- **Set problem**
Find every line in the records below that holds the word "Ancor", and copy it out.

- **Available data**
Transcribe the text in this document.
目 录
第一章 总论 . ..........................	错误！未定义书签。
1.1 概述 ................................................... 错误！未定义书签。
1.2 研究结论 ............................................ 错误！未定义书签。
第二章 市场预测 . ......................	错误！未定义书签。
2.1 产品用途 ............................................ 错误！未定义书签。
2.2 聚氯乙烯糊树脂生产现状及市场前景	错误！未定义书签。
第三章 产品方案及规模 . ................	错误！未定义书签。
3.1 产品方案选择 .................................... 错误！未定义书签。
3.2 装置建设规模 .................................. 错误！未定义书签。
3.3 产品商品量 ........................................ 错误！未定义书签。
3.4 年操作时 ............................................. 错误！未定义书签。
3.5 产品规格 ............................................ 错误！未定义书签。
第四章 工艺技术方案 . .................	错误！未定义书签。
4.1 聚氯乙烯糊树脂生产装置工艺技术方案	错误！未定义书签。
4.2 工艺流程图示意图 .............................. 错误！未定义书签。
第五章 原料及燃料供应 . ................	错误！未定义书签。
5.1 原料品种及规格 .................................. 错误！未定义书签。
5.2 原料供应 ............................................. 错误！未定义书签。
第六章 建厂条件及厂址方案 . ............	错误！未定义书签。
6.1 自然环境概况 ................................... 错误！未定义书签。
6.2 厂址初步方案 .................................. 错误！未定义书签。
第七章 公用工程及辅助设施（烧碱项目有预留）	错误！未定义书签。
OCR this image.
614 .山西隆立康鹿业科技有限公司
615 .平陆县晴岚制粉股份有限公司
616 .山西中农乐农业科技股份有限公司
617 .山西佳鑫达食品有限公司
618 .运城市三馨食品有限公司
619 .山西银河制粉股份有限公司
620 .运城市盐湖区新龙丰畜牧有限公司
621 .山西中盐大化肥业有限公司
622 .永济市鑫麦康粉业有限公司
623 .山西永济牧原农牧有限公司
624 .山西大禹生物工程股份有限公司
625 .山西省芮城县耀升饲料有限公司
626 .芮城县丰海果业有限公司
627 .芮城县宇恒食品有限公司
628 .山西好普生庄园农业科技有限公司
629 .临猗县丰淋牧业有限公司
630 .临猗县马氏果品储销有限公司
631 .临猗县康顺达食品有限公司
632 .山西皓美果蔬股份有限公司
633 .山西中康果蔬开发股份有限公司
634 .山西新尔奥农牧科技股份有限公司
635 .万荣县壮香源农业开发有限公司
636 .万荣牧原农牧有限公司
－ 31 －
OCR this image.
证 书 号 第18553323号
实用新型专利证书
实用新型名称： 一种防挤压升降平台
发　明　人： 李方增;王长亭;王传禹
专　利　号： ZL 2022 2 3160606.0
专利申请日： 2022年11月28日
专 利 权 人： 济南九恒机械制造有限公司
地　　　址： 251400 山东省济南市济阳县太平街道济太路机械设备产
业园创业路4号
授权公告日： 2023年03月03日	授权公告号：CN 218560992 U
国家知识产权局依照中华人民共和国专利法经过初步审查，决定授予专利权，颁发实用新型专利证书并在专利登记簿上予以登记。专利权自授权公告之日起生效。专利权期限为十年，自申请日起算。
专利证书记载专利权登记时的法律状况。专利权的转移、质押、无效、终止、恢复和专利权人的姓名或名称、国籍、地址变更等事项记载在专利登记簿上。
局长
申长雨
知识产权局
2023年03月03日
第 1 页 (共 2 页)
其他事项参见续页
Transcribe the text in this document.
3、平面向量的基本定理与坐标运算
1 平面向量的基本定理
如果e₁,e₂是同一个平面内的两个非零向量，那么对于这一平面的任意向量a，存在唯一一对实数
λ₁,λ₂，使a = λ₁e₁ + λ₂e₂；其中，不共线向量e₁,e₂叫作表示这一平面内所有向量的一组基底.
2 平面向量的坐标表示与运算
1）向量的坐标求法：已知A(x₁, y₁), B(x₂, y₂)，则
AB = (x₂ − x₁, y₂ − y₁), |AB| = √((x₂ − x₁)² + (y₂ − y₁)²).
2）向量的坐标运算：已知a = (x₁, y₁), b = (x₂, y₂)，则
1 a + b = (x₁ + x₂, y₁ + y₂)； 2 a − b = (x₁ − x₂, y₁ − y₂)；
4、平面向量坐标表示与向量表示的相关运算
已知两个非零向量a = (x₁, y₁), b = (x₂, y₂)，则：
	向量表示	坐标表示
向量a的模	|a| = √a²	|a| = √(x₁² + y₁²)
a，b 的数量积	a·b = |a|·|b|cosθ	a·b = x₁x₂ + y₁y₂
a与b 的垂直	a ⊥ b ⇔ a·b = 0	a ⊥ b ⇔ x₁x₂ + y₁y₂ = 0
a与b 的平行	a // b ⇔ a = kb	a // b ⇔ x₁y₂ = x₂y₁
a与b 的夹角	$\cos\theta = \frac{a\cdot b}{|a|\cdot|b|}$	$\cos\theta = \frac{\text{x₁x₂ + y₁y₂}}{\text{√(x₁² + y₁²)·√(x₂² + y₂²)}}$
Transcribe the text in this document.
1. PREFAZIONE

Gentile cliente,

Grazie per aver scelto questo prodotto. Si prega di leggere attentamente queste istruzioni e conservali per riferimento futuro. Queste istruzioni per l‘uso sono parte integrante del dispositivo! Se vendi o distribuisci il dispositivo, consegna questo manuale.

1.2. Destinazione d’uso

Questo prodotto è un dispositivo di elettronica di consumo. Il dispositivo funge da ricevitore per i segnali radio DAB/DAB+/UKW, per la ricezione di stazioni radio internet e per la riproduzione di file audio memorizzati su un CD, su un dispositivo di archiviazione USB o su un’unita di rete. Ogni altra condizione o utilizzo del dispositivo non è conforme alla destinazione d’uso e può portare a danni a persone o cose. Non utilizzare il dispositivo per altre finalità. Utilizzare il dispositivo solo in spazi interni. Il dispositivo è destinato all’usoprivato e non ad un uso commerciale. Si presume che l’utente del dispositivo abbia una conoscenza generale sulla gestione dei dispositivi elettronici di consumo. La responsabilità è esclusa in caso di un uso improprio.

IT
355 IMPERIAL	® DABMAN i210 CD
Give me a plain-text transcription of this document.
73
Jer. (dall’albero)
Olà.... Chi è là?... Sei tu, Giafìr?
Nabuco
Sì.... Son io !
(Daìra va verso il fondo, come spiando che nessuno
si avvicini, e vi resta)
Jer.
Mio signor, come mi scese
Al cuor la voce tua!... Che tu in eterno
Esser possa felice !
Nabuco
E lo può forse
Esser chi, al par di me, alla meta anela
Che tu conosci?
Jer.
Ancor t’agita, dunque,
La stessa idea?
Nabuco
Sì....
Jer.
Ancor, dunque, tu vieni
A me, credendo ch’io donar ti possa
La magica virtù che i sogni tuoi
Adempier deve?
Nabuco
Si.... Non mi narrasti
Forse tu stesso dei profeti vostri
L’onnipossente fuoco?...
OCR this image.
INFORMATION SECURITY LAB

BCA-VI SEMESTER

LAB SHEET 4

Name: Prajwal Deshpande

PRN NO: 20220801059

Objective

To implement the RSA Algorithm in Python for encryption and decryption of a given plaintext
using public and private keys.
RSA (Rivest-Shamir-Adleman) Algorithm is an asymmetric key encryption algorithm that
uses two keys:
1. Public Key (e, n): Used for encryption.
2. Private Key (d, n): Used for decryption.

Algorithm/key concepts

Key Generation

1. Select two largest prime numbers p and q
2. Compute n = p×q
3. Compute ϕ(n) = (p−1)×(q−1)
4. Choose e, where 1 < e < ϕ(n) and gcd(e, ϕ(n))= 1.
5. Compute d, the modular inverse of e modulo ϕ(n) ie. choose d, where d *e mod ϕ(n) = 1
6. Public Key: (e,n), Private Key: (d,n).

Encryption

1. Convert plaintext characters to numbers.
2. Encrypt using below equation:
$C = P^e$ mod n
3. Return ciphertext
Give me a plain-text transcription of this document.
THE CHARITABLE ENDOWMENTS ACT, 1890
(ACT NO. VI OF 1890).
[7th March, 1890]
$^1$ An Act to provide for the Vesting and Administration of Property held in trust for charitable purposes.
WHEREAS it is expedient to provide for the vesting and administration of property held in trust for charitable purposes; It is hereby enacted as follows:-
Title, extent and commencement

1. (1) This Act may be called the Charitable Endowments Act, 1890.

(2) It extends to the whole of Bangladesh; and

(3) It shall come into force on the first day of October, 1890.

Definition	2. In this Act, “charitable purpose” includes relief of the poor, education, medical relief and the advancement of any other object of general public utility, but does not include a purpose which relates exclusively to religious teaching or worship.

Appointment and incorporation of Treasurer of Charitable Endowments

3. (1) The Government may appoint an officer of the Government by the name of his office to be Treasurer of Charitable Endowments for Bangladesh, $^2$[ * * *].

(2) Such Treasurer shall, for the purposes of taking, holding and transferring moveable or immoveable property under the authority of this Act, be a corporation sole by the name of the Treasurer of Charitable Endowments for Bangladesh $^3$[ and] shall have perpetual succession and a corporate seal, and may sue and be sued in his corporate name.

- **Task answer**
Ancor t’agita, dunque,
Ancor, dunque, tu vieni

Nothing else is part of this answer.